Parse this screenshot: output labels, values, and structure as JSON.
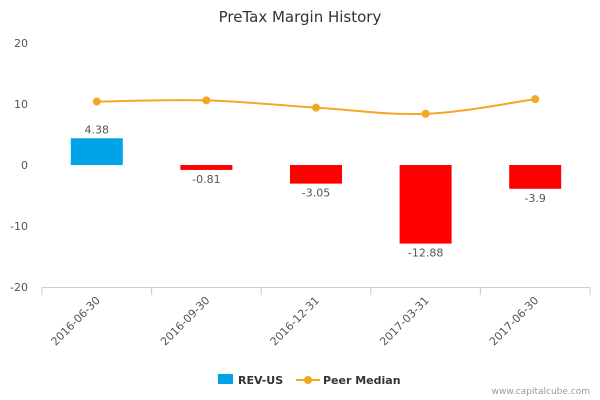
{
  "chart_data": {
    "type": "bar",
    "title": "PreTax Margin History",
    "categories": [
      "2016-06-30",
      "2016-09-30",
      "2016-12-31",
      "2017-03-31",
      "2017-06-30"
    ],
    "series": [
      {
        "name": "REV-US",
        "type": "bar",
        "values": [
          4.38,
          -0.81,
          -3.05,
          -12.88,
          -3.9
        ],
        "labels": [
          "4.38",
          "-0.81",
          "-3.05",
          "-12.88",
          "-3.9"
        ],
        "color_positive": "#00a2e8",
        "color_negative": "#ff0000"
      },
      {
        "name": "Peer Median",
        "type": "line",
        "values": [
          10.4,
          10.6,
          9.4,
          8.4,
          10.8
        ],
        "color": "#f5a623"
      }
    ],
    "yticks": [
      20,
      10,
      0,
      -10,
      -20
    ],
    "ylim": [
      -20,
      20
    ],
    "legend_position": "bottom",
    "grid": false
  },
  "credit": "www.capitalcube.com"
}
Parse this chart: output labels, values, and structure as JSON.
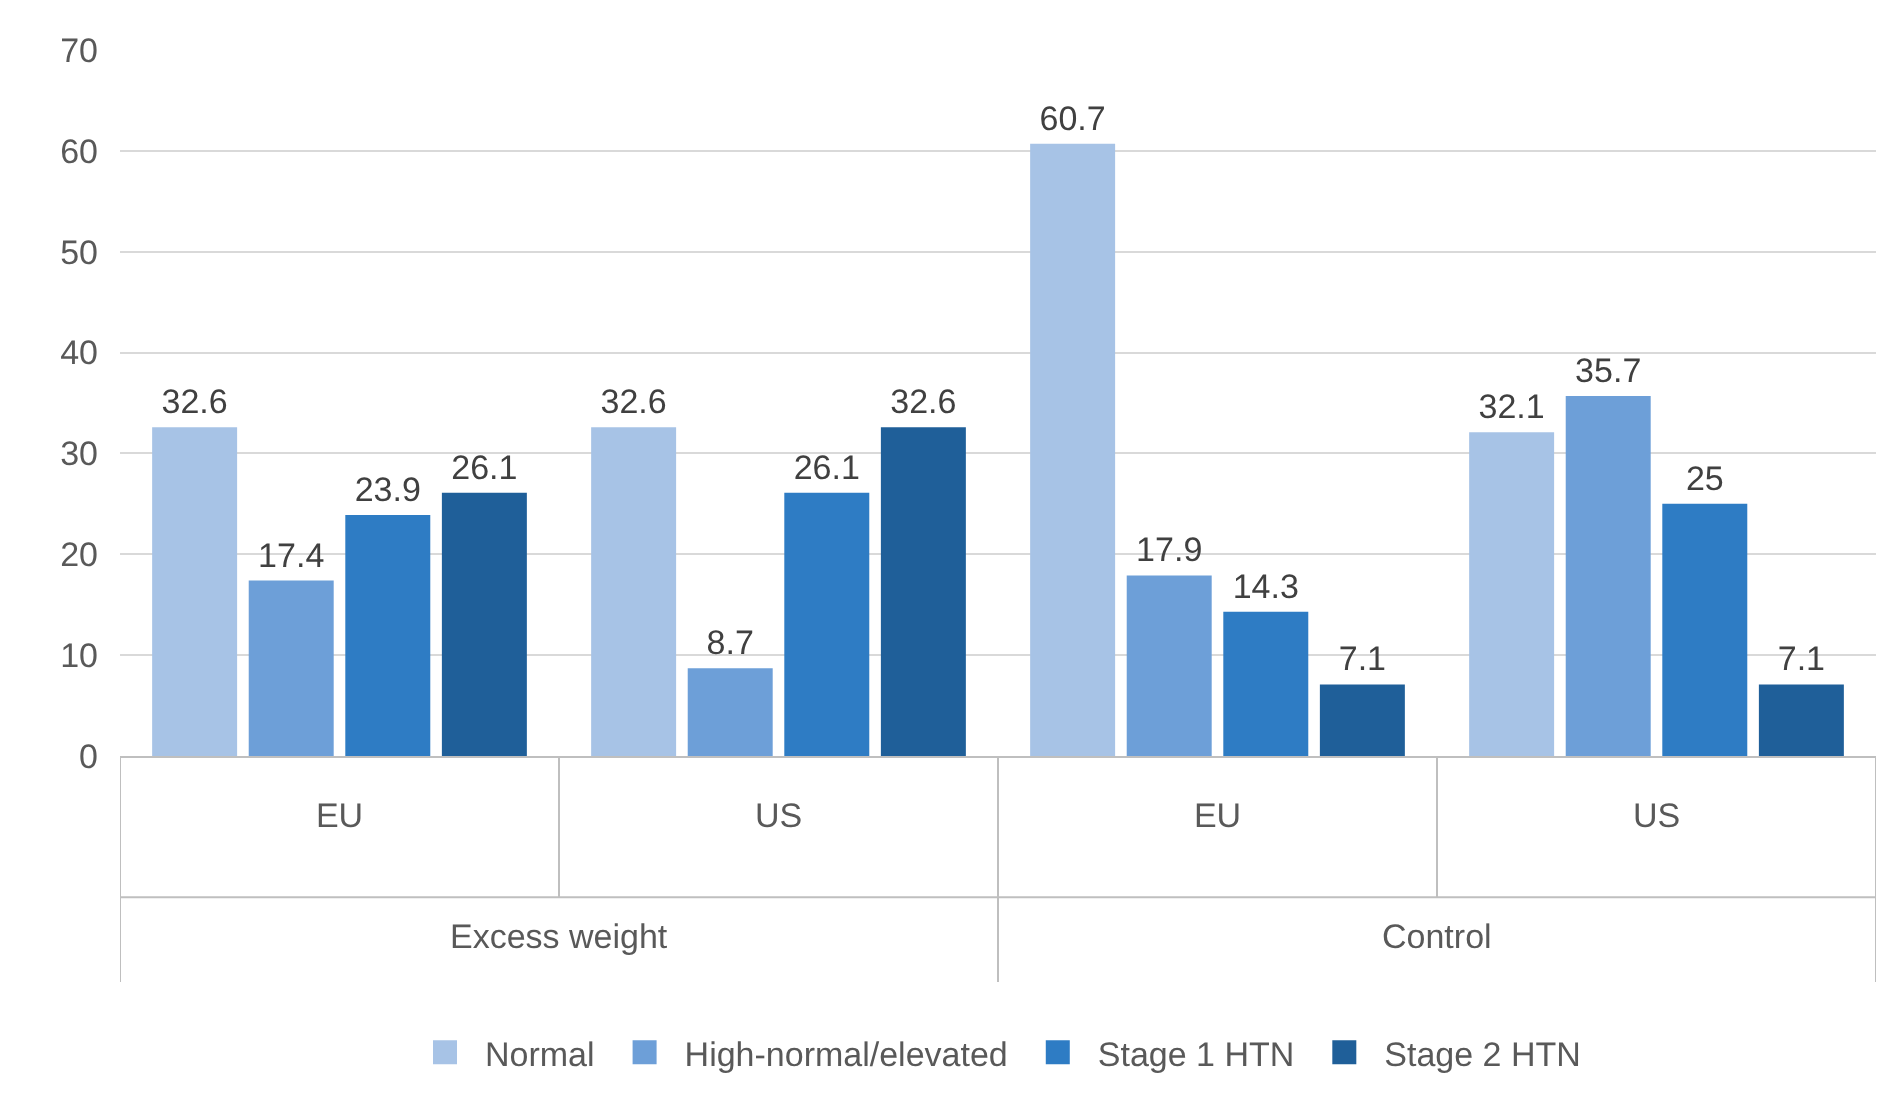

> **PROBLEM DESCRIPTION**:
Look through the entries above. Extract each line with the word "output".

> **RESULT OF THE EXERCISE**:
Parse this screenshot: output labels, values, and structure as JSON.
Parse this chart: output labels, values, and structure as JSON.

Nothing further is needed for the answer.